[Image element box records]
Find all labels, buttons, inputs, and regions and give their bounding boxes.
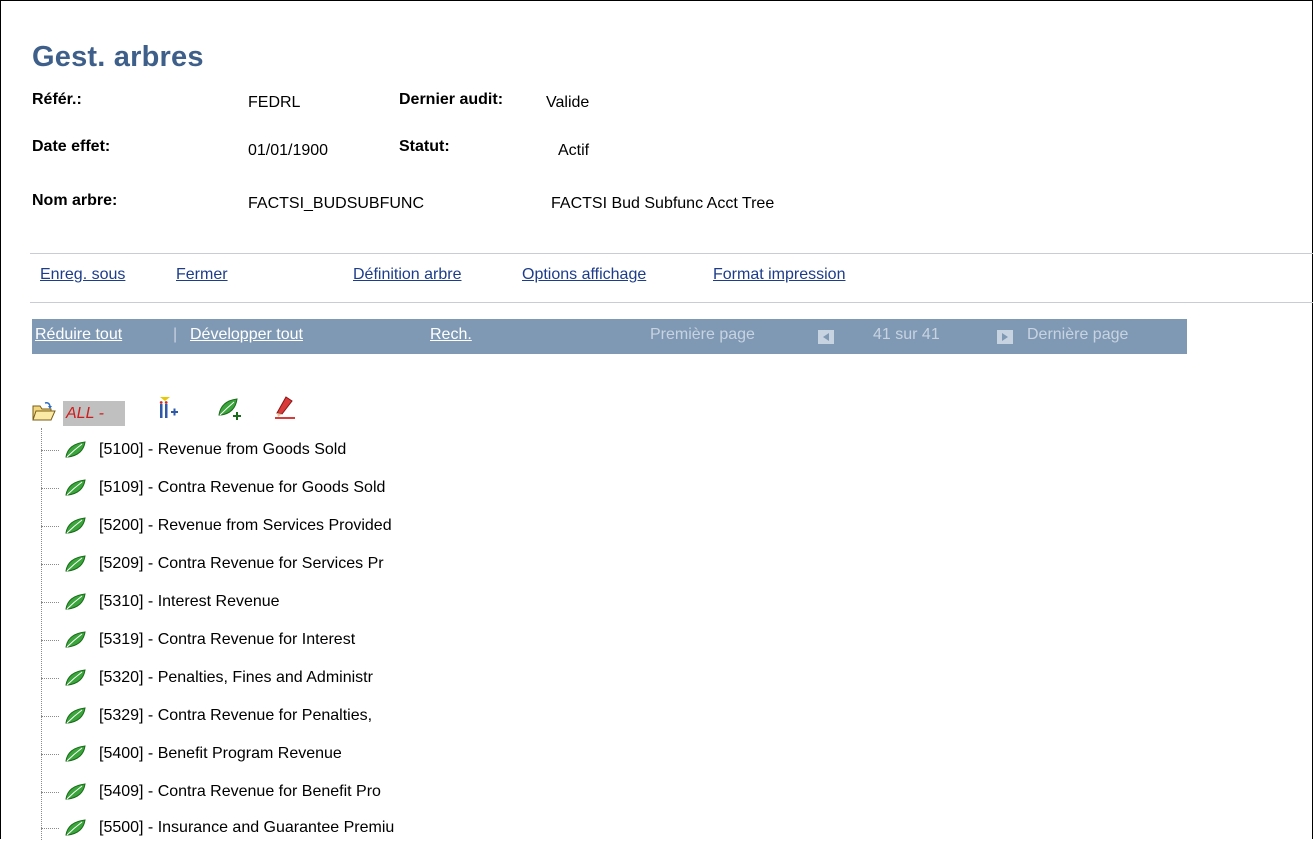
- tree-description: FACTSI Bud Subfunc Acct Tree: [551, 195, 775, 212]
- tree-node-label[interactable]: [5209] - Contra Revenue for Services Pr: [99, 555, 384, 573]
- last-page-link[interactable]: Dernière page: [1027, 326, 1128, 344]
- status-label: Statut:: [399, 138, 450, 155]
- page-title: Gest. arbres: [32, 41, 204, 73]
- separator-top: [30, 253, 1313, 254]
- page-counter: 41 sur 41: [873, 326, 940, 343]
- close-link[interactable]: Fermer: [176, 266, 228, 284]
- tree-node-label[interactable]: [5329] - Contra Revenue for Penalties,: [99, 707, 372, 725]
- audit-label: Dernier audit:: [399, 91, 504, 108]
- collapse-all-link[interactable]: Réduire tout: [35, 326, 122, 344]
- leaf-icon: [63, 818, 89, 843]
- nav-separator: |: [173, 326, 178, 343]
- effective-date-value: 01/01/1900: [248, 142, 329, 159]
- ref-value: FEDRL: [248, 94, 301, 111]
- tree-branch-line: [41, 792, 59, 793]
- tree-node-label[interactable]: [5100] - Revenue from Goods Sold: [99, 441, 346, 459]
- tree-branch-line: [41, 754, 59, 755]
- effective-date-label: Date effet:: [32, 138, 111, 155]
- status-value: Actif: [558, 142, 590, 159]
- tree-root-node[interactable]: ALL -: [63, 401, 125, 426]
- tree-name-value: FACTSI_BUDSUBFUNC: [248, 195, 425, 212]
- edit-icon[interactable]: [272, 396, 298, 427]
- tree-definition-link[interactable]: Définition arbre: [353, 266, 462, 284]
- folder-open-icon[interactable]: [32, 401, 56, 428]
- ref-label: Référ.:: [32, 91, 82, 108]
- display-options-link[interactable]: Options affichage: [522, 266, 646, 284]
- tree-node-label[interactable]: [5500] - Insurance and Guarantee Premiu: [99, 819, 394, 837]
- print-format-link[interactable]: Format impression: [713, 266, 845, 284]
- tree-node-label[interactable]: [5109] - Contra Revenue for Goods Sold: [99, 479, 385, 497]
- next-page-icon[interactable]: [997, 330, 1013, 344]
- tree-branch-line: [41, 678, 59, 679]
- tree-node-label[interactable]: [5200] - Revenue from Services Provided: [99, 517, 392, 535]
- leaf-icon: [63, 706, 89, 731]
- tree-branch-line: [41, 716, 59, 717]
- tree-branch-line: [41, 526, 59, 527]
- tree-branch-line: [41, 602, 59, 603]
- separator-actions: [30, 302, 1313, 303]
- leaf-icon: [63, 630, 89, 655]
- leaf-icon: [63, 516, 89, 541]
- leaf-icon: [63, 782, 89, 807]
- leaf-icon: [63, 592, 89, 617]
- tree-connector-line: [41, 428, 42, 840]
- tree-branch-line: [41, 450, 59, 451]
- tree-node-label[interactable]: [5409] - Contra Revenue for Benefit Pro: [99, 783, 381, 801]
- insert-leaf-icon[interactable]: [217, 397, 243, 426]
- tree-node-label[interactable]: [5400] - Benefit Program Revenue: [99, 745, 342, 763]
- tree-branch-line: [41, 828, 59, 829]
- leaf-icon: [63, 744, 89, 769]
- tree-branch-line: [41, 640, 59, 641]
- first-page-link[interactable]: Première page: [650, 326, 755, 344]
- expand-all-link[interactable]: Développer tout: [190, 326, 303, 344]
- tree-branch-line: [41, 488, 59, 489]
- tree-node-label[interactable]: [5310] - Interest Revenue: [99, 593, 280, 611]
- tree-node-label[interactable]: [5320] - Penalties, Fines and Administr: [99, 669, 373, 687]
- search-link[interactable]: Rech.: [430, 326, 472, 344]
- audit-value: Valide: [546, 94, 590, 111]
- insert-child-icon[interactable]: [157, 396, 181, 427]
- leaf-icon: [63, 554, 89, 579]
- leaf-icon: [63, 668, 89, 693]
- tree-name-label: Nom arbre:: [32, 192, 118, 209]
- previous-page-icon[interactable]: [818, 330, 834, 344]
- leaf-icon: [63, 440, 89, 465]
- tree-navigation-bar: Réduire tout | Développer tout Rech. Pre…: [32, 319, 1187, 354]
- tree-node-label[interactable]: [5319] - Contra Revenue for Interest: [99, 631, 355, 649]
- tree-branch-line: [41, 564, 59, 565]
- save-as-link[interactable]: Enreg. sous: [40, 266, 125, 284]
- leaf-icon: [63, 478, 89, 503]
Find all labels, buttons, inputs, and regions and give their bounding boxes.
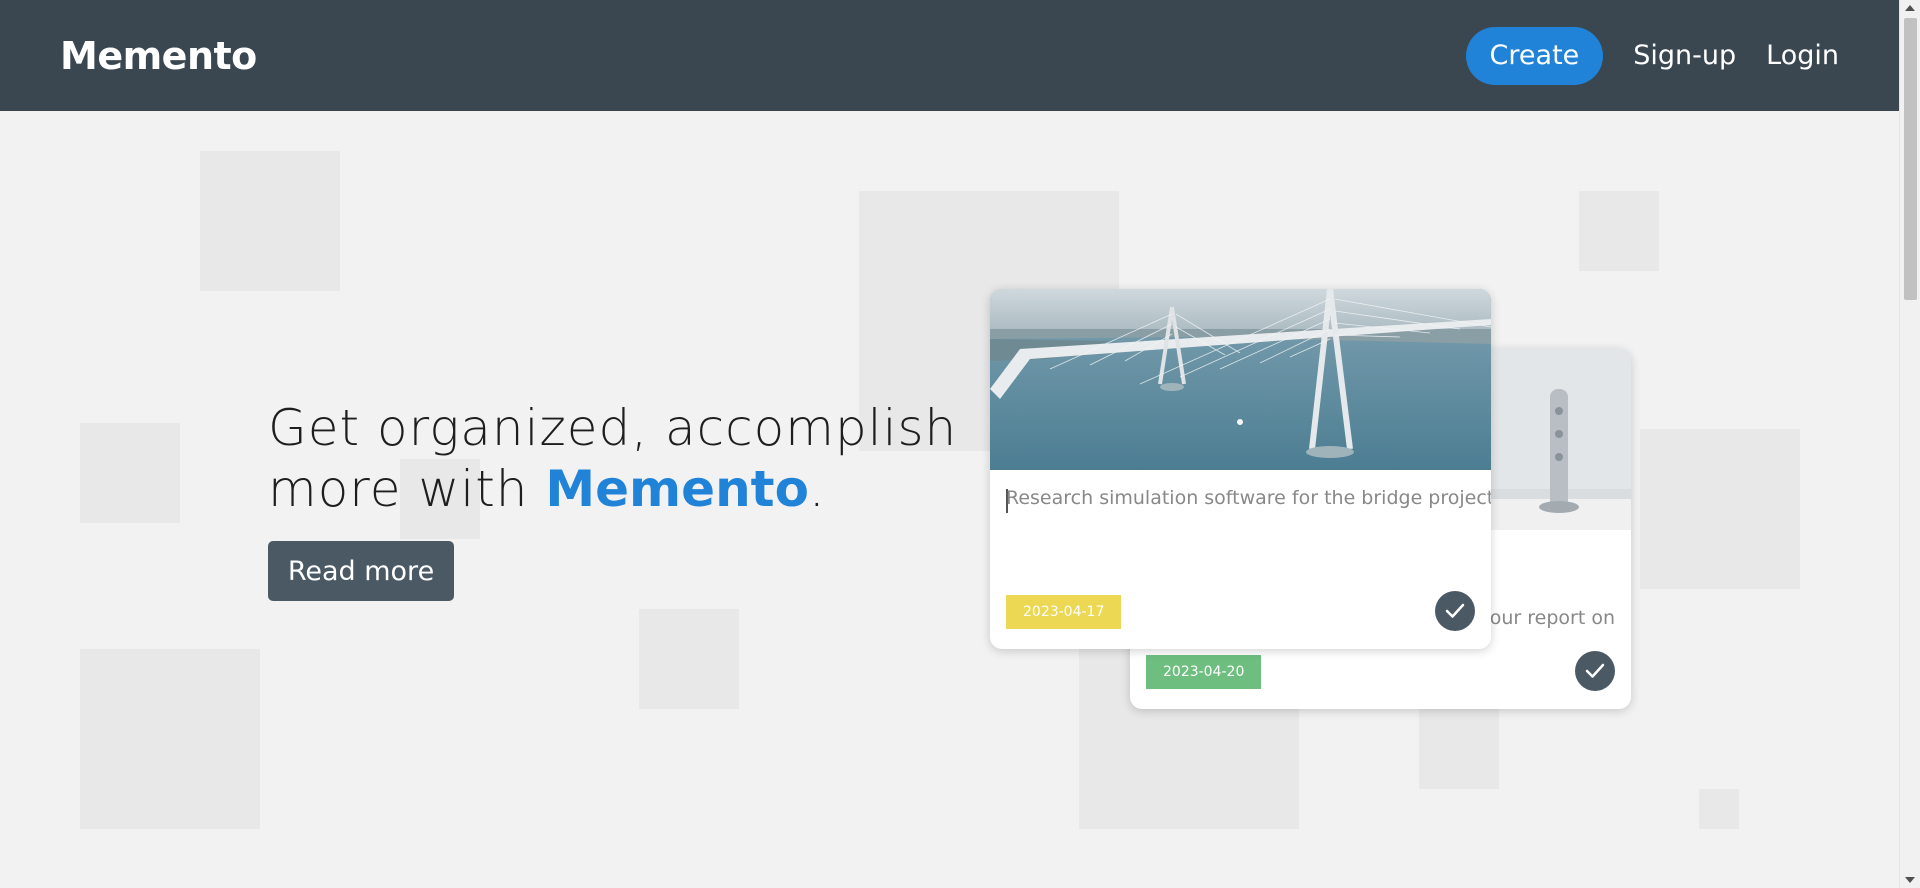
check-icon	[1585, 663, 1605, 678]
bg-square	[200, 151, 340, 291]
hero-title-prefix: more with	[268, 460, 546, 518]
note-text[interactable]: Research simulation software for the bri…	[1006, 487, 1491, 509]
hero-title-suffix: .	[808, 460, 826, 518]
complete-button[interactable]	[1575, 651, 1615, 691]
bg-square	[1419, 709, 1499, 789]
login-link[interactable]: Login	[1766, 40, 1839, 71]
note-card-primary[interactable]: Research simulation software for the bri…	[990, 289, 1491, 649]
complete-button[interactable]	[1435, 591, 1475, 631]
create-button[interactable]: Create	[1465, 26, 1604, 85]
bg-square	[1579, 191, 1659, 271]
scrollbar-thumb[interactable]	[1904, 18, 1917, 300]
hero-title-brand: Memento	[545, 460, 809, 518]
page-scrollbar[interactable]	[1899, 0, 1920, 888]
scroll-down-icon[interactable]	[1905, 877, 1915, 883]
date-badge: 2023-04-20	[1146, 655, 1262, 689]
read-more-button[interactable]: Read more	[268, 541, 454, 601]
bg-square	[1699, 789, 1739, 829]
bridge-photo	[990, 289, 1491, 470]
check-icon	[1445, 603, 1465, 618]
bg-square	[80, 649, 260, 829]
bg-square	[80, 423, 180, 523]
signup-link[interactable]: Sign-up	[1633, 40, 1736, 71]
date-badge: 2023-04-17	[1006, 595, 1122, 629]
brand-logo[interactable]: Memento	[60, 34, 257, 78]
hero-title-line1: Get organized, accomplish	[268, 399, 958, 457]
navbar: Memento Create Sign-up Login	[0, 0, 1899, 111]
hero-title: Get organized, accomplish more with Meme…	[268, 398, 988, 520]
bg-square	[1640, 429, 1800, 589]
nav-menu: Create Sign-up Login	[1465, 26, 1839, 85]
scroll-up-icon[interactable]	[1905, 5, 1915, 11]
bg-square	[639, 609, 739, 709]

> Given request
Reproduce verbatim the lines from the one containing "- tree-description: FACTSI" through the one containing "- status-label: Statut:: [399, 138, 450, 155]", including both of those lines.

> Response to this exercise
- tree-description: FACTSI Bud Subfunc Acct Tree: [551, 195, 775, 212]
- tree-node-label[interactable]: [5209] - Contra Revenue for Services Pr: [99, 555, 384, 573]
- last-page-link[interactable]: Dernière page: [1027, 326, 1128, 344]
- status-label: Statut:: [399, 138, 450, 155]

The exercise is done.